> **WORK TO COMPLETE**: Below are records; copy every line among them that contains the word "Stab".

> **AVAILABLE RECORDS**:

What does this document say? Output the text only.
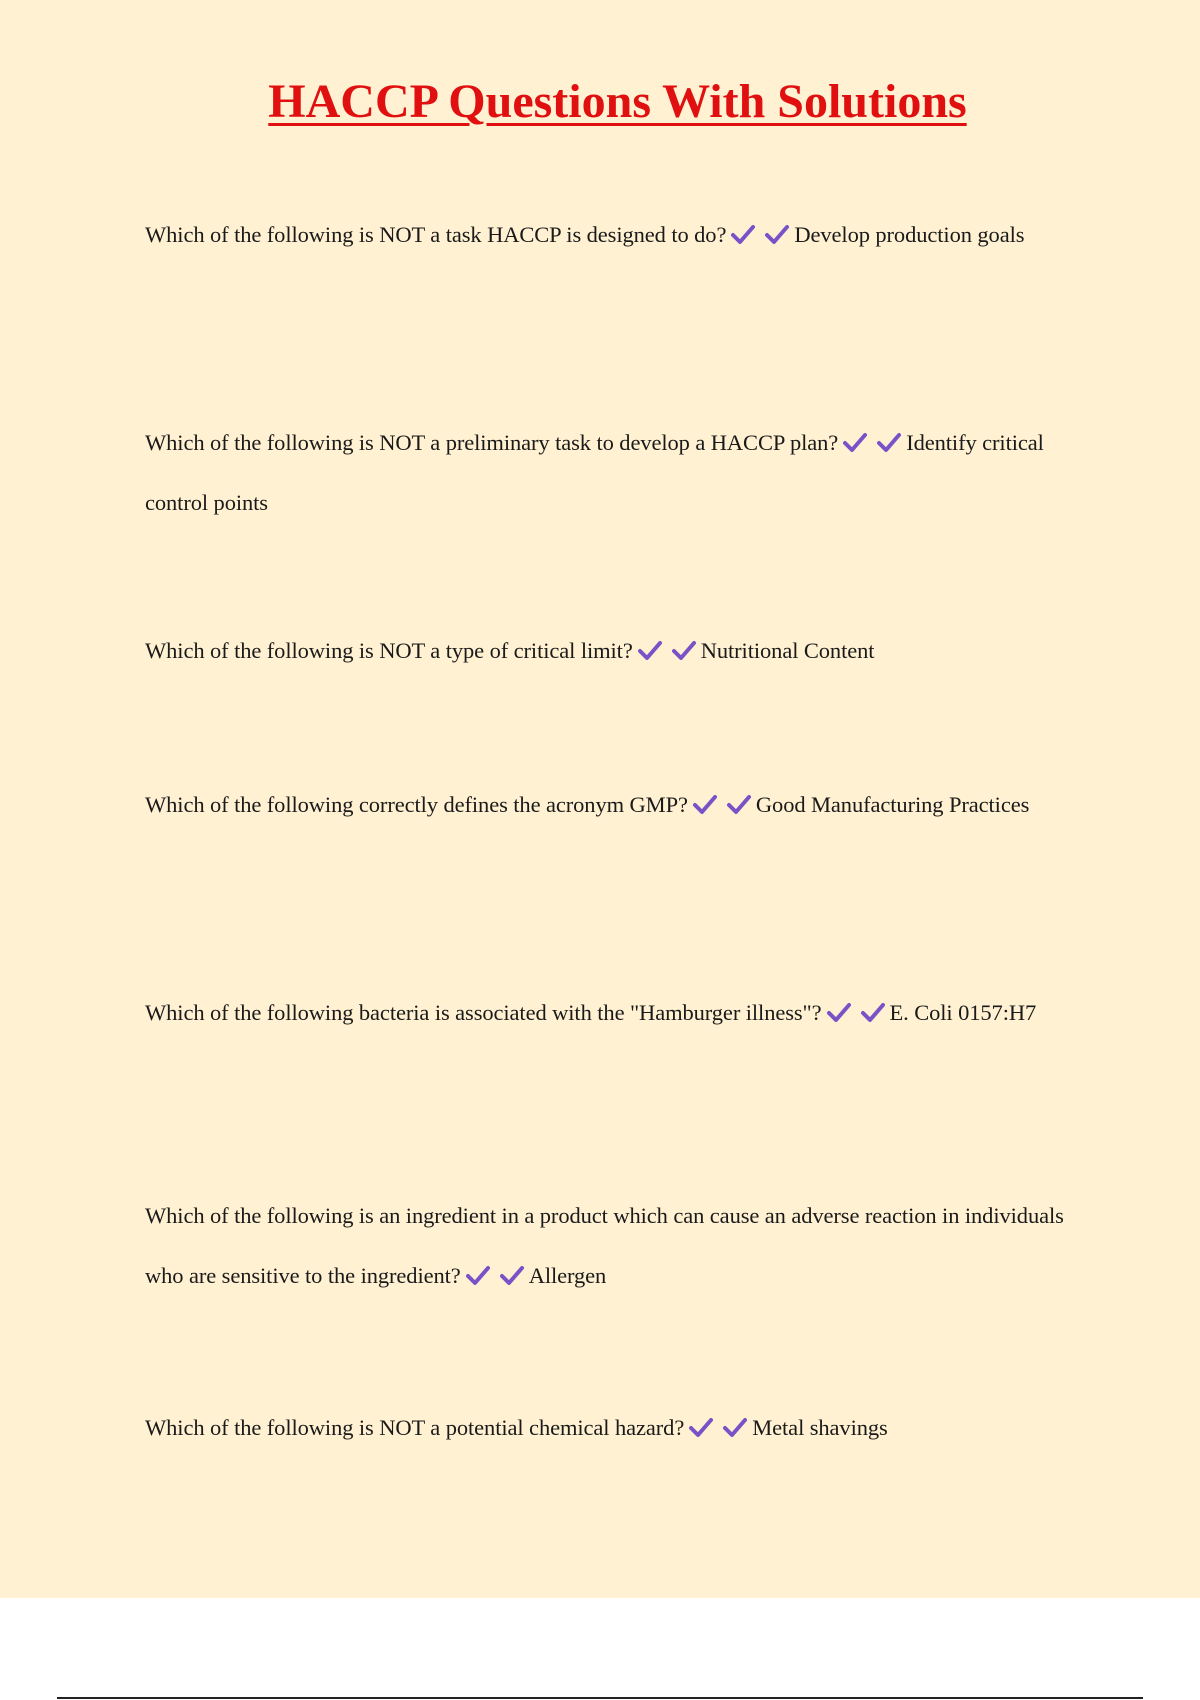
HACCP Questions With Solutions

Which of the following is NOT a task HACCP is designed to do?	Develop production goals

Which of the following is NOT a preliminary task to develop a HACCP plan?	Identify critical control points

Which of the following is NOT a type of critical limit?	Nutritional Content

Which of the following correctly defines the acronym GMP?	Good Manufacturing Practices

Which of the following bacteria is associated with the "Hamburger illness"?	E. Coli 0157:H7

Which of the following is an ingredient in a product which can cause an adverse reaction in individuals who are sensitive to the ingredient?	Allergen

Which of the following is NOT a potential chemical hazard?	Metal shavings
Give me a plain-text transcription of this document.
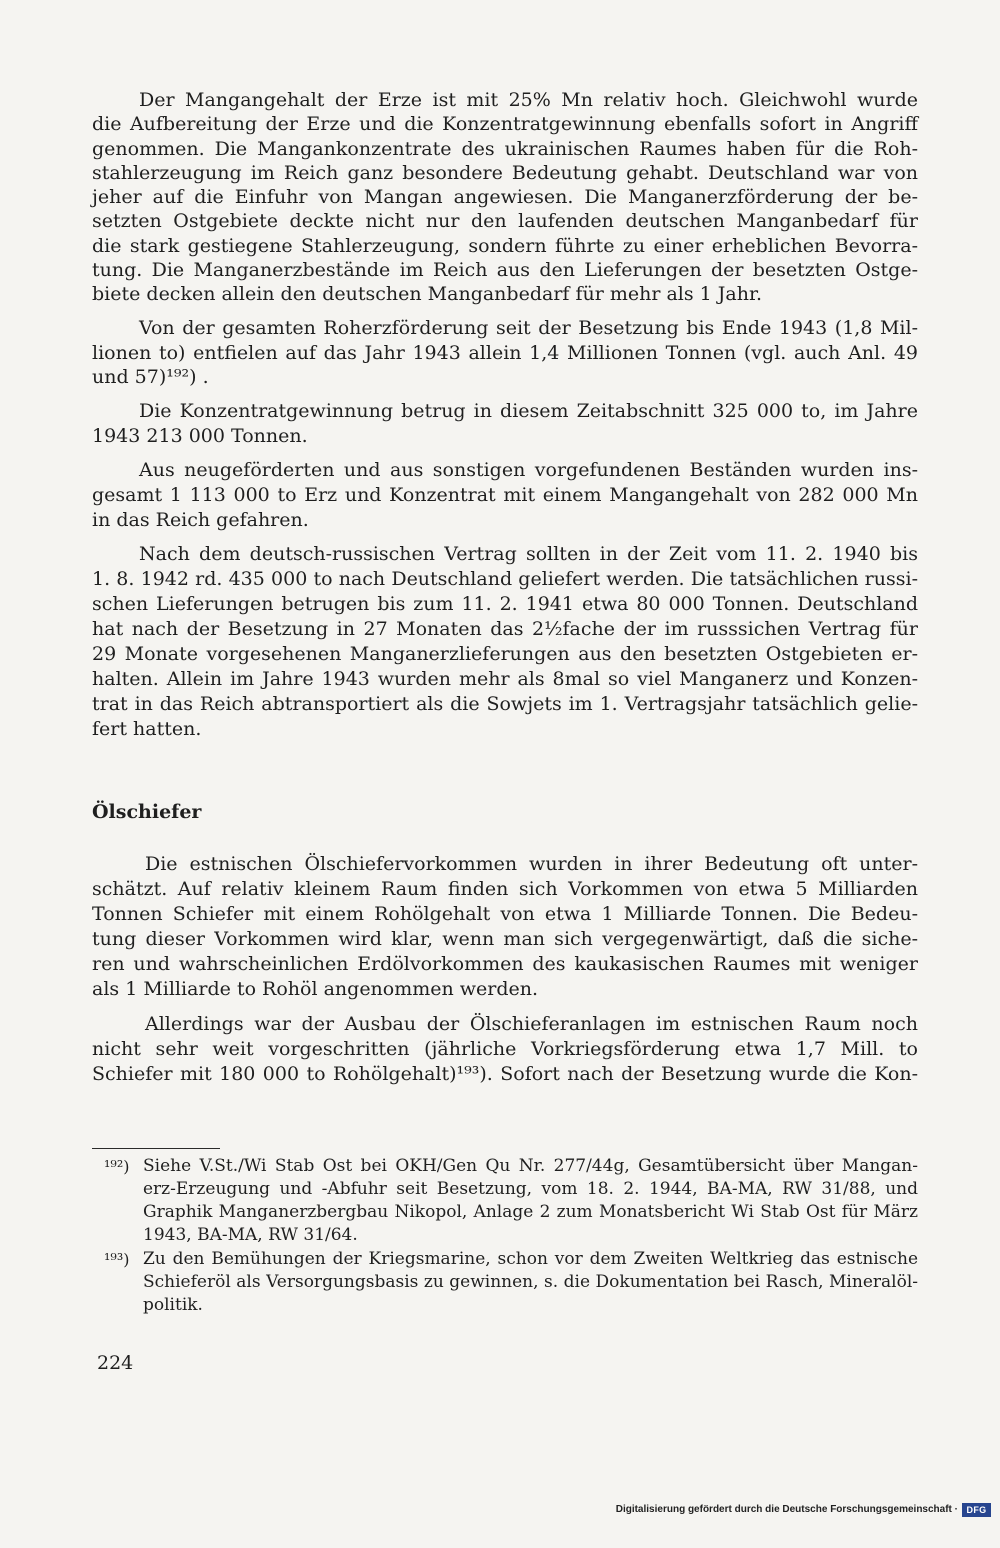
Der Mangangehalt der Erze ist mit 25% Mn relativ hoch. Gleichwohl wurde
die Aufbereitung der Erze und die Konzentratgewinnung ebenfalls sofort in Angriff
genommen. Die Mangankonzentrate des ukrainischen Raumes haben für die Roh-
stahlerzeugung im Reich ganz besondere Bedeutung gehabt. Deutschland war von
jeher auf die Einfuhr von Mangan angewiesen. Die Manganerzförderung der be-
setzten Ostgebiete deckte nicht nur den laufenden deutschen Manganbedarf für
die stark gestiegene Stahlerzeugung, sondern führte zu einer erheblichen Bevorra-
tung. Die Manganerzbestände im Reich aus den Lieferungen der besetzten Ostge-
biete decken allein den deutschen Manganbedarf für mehr als 1 Jahr.
Von der gesamten Roherzförderung seit der Besetzung bis Ende 1943 (1,8 Mil-
lionen to) entfielen auf das Jahr 1943 allein 1,4 Millionen Tonnen (vgl. auch Anl. 49
und 57)¹⁹²) .
Die Konzentratgewinnung betrug in diesem Zeitabschnitt 325 000 to, im Jahre
1943 213 000 Tonnen.
Aus neugeförderten und aus sonstigen vorgefundenen Beständen wurden ins-
gesamt 1 113 000 to Erz und Konzentrat mit einem Mangangehalt von 282 000 Mn
in das Reich gefahren.
Nach dem deutsch-russischen Vertrag sollten in der Zeit vom 11. 2. 1940 bis
1. 8. 1942 rd. 435 000 to nach Deutschland geliefert werden. Die tatsächlichen russi-
schen Lieferungen betrugen bis zum 11. 2. 1941 etwa 80 000 Tonnen. Deutschland
hat nach der Besetzung in 27 Monaten das 2½fache der im russsichen Vertrag für
29 Monate vorgesehenen Manganerzlieferungen aus den besetzten Ostgebieten er-
halten. Allein im Jahre 1943 wurden mehr als 8mal so viel Manganerz und Konzen-
trat in das Reich abtransportiert als die Sowjets im 1. Vertragsjahr tatsächlich gelie-
fert hatten.
Ölschiefer
Die estnischen Ölschiefervorkommen wurden in ihrer Bedeutung oft unter-
schätzt. Auf relativ kleinem Raum finden sich Vorkommen von etwa 5 Milliarden
Tonnen Schiefer mit einem Rohölgehalt von etwa 1 Milliarde Tonnen. Die Bedeu-
tung dieser Vorkommen wird klar, wenn man sich vergegenwärtigt, daß die siche-
ren und wahrscheinlichen Erdölvorkommen des kaukasischen Raumes mit weniger
als 1 Milliarde to Rohöl angenommen werden.
Allerdings war der Ausbau der Ölschieferanlagen im estnischen Raum noch
nicht sehr weit vorgeschritten (jährliche Vorkriegsförderung etwa 1,7 Mill. to
Schiefer mit 180 000 to Rohölgehalt)¹⁹³). Sofort nach der Besetzung wurde die Kon-
¹⁹²) Siehe V.St./Wi Stab Ost bei OKH/Gen Qu Nr. 277/44g, Gesamtübersicht über Mangan-
erz-Erzeugung und -Abfuhr seit Besetzung, vom 18. 2. 1944, BA-MA, RW 31/88, und
Graphik Manganerzbergbau Nikopol, Anlage 2 zum Monatsbericht Wi Stab Ost für März
1943, BA-MA, RW 31/64.
¹⁹³) Zu den Bemühungen der Kriegsmarine, schon vor dem Zweiten Weltkrieg das estnische
Schieferöl als Versorgungsbasis zu gewinnen, s. die Dokumentation bei Rasch, Mineralöl-
politik.
224
Digitalisierung gefördert durch die Deutsche Forschungsgemeinschaft · DFG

> **TASK RESULT**:
¹⁹²) Siehe V.St./Wi Stab Ost bei OKH/Gen Qu Nr. 277/44g, Gesamtübersicht über Mangan-
Graphik Manganerzbergbau Nikopol, Anlage 2 zum Monatsbericht Wi Stab Ost für März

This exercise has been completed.